**WHAT TO DO:**
Filter the records below for the word "address". Copy each line that holds it.

**DATASET EXTRACT:**
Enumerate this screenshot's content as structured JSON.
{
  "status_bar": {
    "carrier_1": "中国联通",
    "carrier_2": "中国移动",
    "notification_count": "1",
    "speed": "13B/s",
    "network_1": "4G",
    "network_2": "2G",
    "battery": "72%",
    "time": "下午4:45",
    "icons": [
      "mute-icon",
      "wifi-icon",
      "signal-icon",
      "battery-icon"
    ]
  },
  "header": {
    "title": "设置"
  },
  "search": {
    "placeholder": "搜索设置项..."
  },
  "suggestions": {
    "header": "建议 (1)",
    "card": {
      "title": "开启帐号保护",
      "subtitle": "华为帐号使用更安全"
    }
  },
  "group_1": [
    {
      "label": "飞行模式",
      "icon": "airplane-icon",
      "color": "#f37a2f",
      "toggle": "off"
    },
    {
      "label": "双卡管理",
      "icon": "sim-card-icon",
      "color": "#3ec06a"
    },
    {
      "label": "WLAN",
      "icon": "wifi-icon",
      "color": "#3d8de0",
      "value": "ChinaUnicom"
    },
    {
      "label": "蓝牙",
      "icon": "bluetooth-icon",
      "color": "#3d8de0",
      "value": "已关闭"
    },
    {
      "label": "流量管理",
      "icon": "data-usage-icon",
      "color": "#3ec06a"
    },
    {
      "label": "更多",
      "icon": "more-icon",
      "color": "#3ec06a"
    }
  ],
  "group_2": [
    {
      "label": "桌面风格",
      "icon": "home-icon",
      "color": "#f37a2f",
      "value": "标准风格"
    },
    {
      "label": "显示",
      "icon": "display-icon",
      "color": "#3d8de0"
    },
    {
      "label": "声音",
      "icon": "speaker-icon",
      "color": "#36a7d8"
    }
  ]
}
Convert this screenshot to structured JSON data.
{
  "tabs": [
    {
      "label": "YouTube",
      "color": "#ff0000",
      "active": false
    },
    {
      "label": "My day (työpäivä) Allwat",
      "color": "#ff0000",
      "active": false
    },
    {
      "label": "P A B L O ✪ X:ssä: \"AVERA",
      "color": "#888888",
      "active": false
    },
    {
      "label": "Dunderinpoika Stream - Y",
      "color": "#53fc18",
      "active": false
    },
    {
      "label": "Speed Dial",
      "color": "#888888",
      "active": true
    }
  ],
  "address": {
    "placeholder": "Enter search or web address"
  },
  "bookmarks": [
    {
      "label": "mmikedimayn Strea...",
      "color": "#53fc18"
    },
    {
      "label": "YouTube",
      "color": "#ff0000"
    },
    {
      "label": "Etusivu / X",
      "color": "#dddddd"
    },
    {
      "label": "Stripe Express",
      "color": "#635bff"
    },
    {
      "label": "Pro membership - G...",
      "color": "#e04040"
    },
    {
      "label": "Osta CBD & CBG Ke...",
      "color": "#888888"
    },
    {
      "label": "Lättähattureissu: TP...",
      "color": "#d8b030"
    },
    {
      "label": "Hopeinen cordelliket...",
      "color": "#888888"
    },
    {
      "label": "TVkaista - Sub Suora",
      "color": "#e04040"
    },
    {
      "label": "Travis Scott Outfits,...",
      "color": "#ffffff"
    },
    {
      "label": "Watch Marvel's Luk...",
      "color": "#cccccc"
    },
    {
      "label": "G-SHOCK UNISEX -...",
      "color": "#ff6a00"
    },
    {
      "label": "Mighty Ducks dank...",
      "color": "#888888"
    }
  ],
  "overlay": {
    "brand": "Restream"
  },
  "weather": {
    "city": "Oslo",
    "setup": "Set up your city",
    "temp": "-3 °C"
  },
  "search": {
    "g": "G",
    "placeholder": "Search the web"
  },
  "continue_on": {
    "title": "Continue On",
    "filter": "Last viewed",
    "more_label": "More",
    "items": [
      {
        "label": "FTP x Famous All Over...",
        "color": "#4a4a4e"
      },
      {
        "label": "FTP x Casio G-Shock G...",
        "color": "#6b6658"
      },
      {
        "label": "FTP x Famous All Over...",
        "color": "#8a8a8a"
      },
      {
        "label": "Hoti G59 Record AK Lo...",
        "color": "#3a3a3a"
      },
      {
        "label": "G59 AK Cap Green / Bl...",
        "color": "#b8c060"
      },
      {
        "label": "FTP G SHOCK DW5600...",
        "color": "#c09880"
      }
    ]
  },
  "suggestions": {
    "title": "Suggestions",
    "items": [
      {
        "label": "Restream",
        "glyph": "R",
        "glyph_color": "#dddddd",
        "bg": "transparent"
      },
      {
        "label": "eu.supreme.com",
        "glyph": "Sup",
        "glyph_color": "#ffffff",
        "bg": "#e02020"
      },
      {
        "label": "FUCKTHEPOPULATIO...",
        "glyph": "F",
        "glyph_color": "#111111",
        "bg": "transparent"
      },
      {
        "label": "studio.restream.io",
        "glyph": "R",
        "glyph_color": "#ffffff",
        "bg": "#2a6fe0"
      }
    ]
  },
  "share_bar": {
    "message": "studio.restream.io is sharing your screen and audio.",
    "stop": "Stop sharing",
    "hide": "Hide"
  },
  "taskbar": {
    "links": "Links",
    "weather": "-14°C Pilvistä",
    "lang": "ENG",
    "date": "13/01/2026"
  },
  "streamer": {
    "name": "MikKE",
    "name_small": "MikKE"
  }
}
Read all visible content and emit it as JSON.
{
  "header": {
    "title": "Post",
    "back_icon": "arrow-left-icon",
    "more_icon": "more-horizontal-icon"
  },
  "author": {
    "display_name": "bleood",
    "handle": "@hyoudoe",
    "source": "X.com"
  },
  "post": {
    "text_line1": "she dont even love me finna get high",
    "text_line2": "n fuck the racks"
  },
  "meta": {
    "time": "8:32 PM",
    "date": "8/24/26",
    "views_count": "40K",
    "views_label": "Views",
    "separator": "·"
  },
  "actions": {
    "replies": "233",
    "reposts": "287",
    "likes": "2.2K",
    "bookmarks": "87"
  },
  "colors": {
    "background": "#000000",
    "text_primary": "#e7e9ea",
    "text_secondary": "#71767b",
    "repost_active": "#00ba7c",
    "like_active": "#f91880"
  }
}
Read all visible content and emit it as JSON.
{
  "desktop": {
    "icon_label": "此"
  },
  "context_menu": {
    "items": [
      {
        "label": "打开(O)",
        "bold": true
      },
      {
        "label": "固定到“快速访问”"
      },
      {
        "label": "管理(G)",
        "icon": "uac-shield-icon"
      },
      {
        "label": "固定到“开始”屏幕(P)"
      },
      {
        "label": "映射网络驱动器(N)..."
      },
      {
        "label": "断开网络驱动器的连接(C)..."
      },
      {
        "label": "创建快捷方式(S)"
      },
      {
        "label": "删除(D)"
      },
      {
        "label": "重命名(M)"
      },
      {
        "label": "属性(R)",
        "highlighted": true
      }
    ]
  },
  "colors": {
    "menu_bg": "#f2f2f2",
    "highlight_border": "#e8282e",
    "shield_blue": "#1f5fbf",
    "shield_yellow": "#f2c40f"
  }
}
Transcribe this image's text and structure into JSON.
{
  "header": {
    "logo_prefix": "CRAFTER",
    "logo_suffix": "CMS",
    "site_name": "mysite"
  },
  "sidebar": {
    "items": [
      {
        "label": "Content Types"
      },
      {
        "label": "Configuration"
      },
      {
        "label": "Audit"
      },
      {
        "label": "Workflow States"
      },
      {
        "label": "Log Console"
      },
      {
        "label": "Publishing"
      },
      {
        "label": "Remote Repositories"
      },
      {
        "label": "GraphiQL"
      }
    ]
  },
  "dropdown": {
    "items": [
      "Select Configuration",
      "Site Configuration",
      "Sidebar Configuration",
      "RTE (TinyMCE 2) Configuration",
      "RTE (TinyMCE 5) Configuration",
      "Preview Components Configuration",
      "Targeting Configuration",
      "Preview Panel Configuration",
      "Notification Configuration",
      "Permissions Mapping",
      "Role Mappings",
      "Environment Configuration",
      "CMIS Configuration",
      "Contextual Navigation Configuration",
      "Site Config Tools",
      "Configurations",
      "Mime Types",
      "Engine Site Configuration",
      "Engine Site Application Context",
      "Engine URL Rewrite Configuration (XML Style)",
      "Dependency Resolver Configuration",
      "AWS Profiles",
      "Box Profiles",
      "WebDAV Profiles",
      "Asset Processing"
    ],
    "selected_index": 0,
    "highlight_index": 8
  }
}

**THE RESULT:**
  "address": {
    "placeholder": "Enter search or web address"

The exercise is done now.